| Short task |
In the material below, find the line with "Decode this image"; set down that line and every line after it to the end, exactly, without pictures.

━━ Data for processing

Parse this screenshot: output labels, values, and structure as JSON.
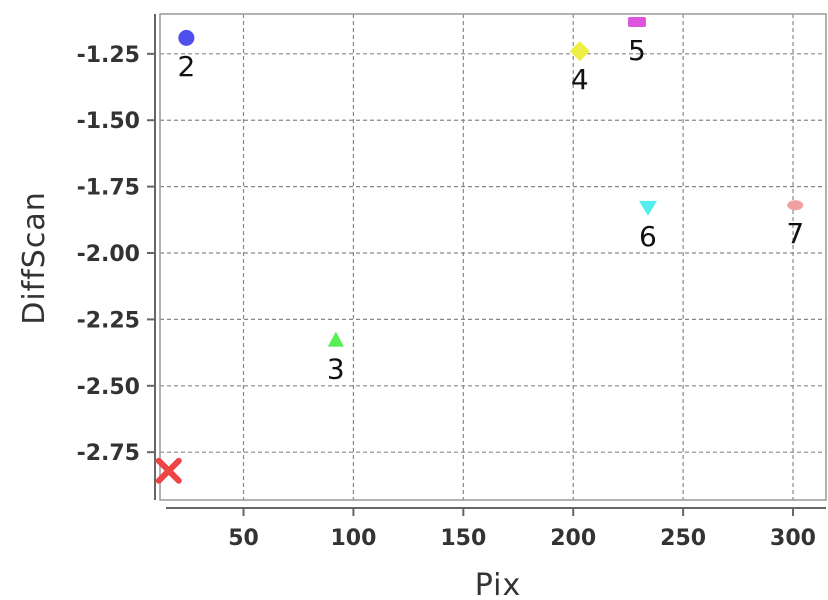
{
  "chart_data": {
    "type": "scatter",
    "xlabel": "Pix",
    "ylabel": "DiffScan",
    "xlim": [
      12,
      315
    ],
    "ylim": [
      -2.93,
      -1.1
    ],
    "xticks": [
      "50",
      "100",
      "150",
      "200",
      "250",
      "300"
    ],
    "yticks": [
      "-1.25",
      "-1.50",
      "-1.75",
      "-2.00",
      "-2.25",
      "-2.50",
      "-2.75"
    ],
    "xtick_values": [
      50,
      100,
      150,
      200,
      250,
      300
    ],
    "ytick_values": [
      -1.25,
      -1.5,
      -1.75,
      -2.0,
      -2.25,
      -2.5,
      -2.75
    ],
    "grid": true,
    "points": [
      {
        "label": "",
        "x": 16,
        "y": -2.82,
        "shape": "x-mark",
        "color": "#ee4444"
      },
      {
        "label": "2",
        "x": 24,
        "y": -1.19,
        "shape": "circle",
        "color": "#4f4fee"
      },
      {
        "label": "3",
        "x": 92,
        "y": -2.33,
        "shape": "triangle-up",
        "color": "#55ee55"
      },
      {
        "label": "4",
        "x": 203,
        "y": -1.24,
        "shape": "diamond",
        "color": "#eeee44"
      },
      {
        "label": "5",
        "x": 229,
        "y": -1.13,
        "shape": "rect",
        "color": "#dd55dd"
      },
      {
        "label": "6",
        "x": 234,
        "y": -1.83,
        "shape": "triangle-down",
        "color": "#55eeee"
      },
      {
        "label": "7",
        "x": 301,
        "y": -1.82,
        "shape": "ellipse",
        "color": "#f0a0a0"
      }
    ]
  }
}
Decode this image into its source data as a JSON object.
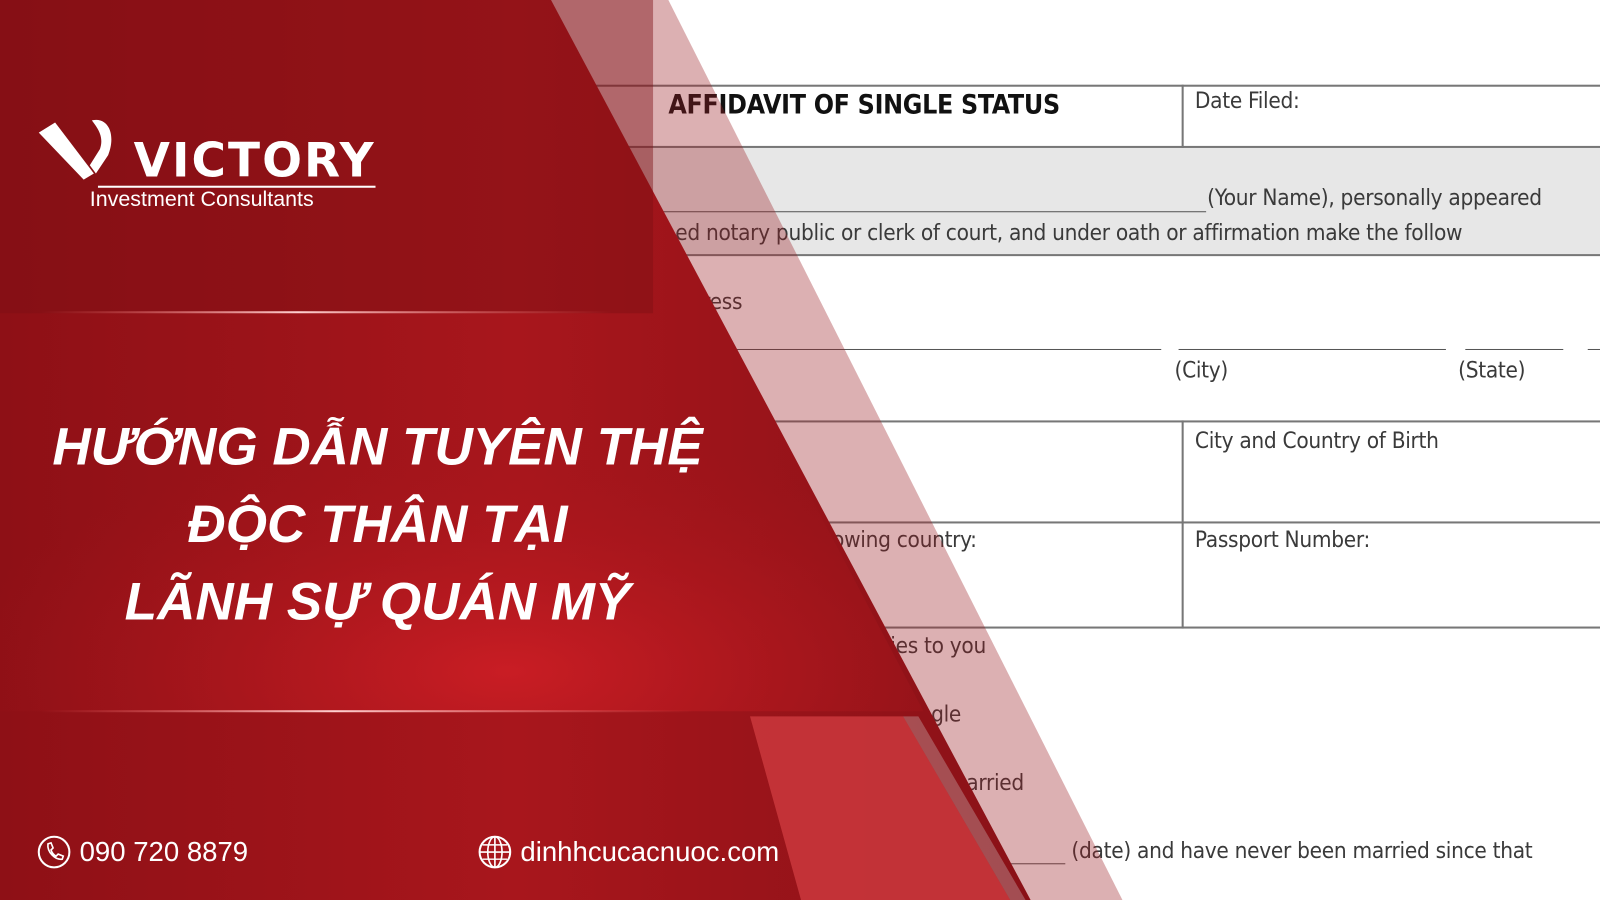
{
  "brand": {
    "logo_text": "VICTORY",
    "tagline": "Investment Consultants"
  },
  "headline": {
    "line1": "HƯỚNG DẪN TUYÊN THỆ",
    "line2": "ĐỘC THÂN TẠI",
    "line3": "LÃNH SỰ QUÁN MỸ"
  },
  "contact": {
    "phone_icon": "phone-icon",
    "phone": "090 720 8879",
    "web_icon": "globe-icon",
    "website": "dinhhcucacnuoc.com"
  },
  "document": {
    "title": "AFFIDAVIT OF SINGLE STATUS",
    "date_filed": "Date Filed:",
    "your_name": "(Your Name), personally appeared",
    "oath_line": "dersigned notary public or clerk of court, and under oath or affirmation make the follow",
    "address": "nt Address",
    "city": "(City)",
    "state": "(State)",
    "birth": "City and Country of Birth",
    "country": "llowing country:",
    "passport": "Passport Number:",
    "applies": "plies to you",
    "single": "ingle",
    "married": "married",
    "date_line": "(date) and have never been married since that"
  },
  "colors": {
    "brand_red": "#9c141a",
    "accent_red": "#c8252b"
  }
}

━━━━

| Reply to the exercise |
Decode this image into its source data as a JSON object.
{
  "brand": {
    "logo_text": "VICTORY",
    "tagline": "Investment Consultants"
  },
  "headline": {
    "line1": "HƯỚNG DẪN TUYÊN THỆ",
    "line2": "ĐỘC THÂN TẠI",
    "line3": "LÃNH SỰ QUÁN MỸ"
  },
  "contact": {
    "phone_icon": "phone-icon",
    "phone": "090 720 8879",
    "web_icon": "globe-icon",
    "website": "dinhhcucacnuoc.com"
  },
  "document": {
    "title": "AFFIDAVIT OF SINGLE STATUS",
    "date_filed": "Date Filed:",
    "your_name": "(Your Name), personally appeared",
    "oath_line": "dersigned notary public or clerk of court, and under oath or affirmation make the follow",
    "address": "nt Address",
    "city": "(City)",
    "state": "(State)",
    "birth": "City and Country of Birth",
    "country": "llowing country:",
    "passport": "Passport Number:",
    "applies": "plies to you",
    "single": "ingle",
    "married": "married",
    "date_line": "(date) and have never been married since that"
  },
  "colors": {
    "brand_red": "#9c141a",
    "accent_red": "#c8252b"
  }
}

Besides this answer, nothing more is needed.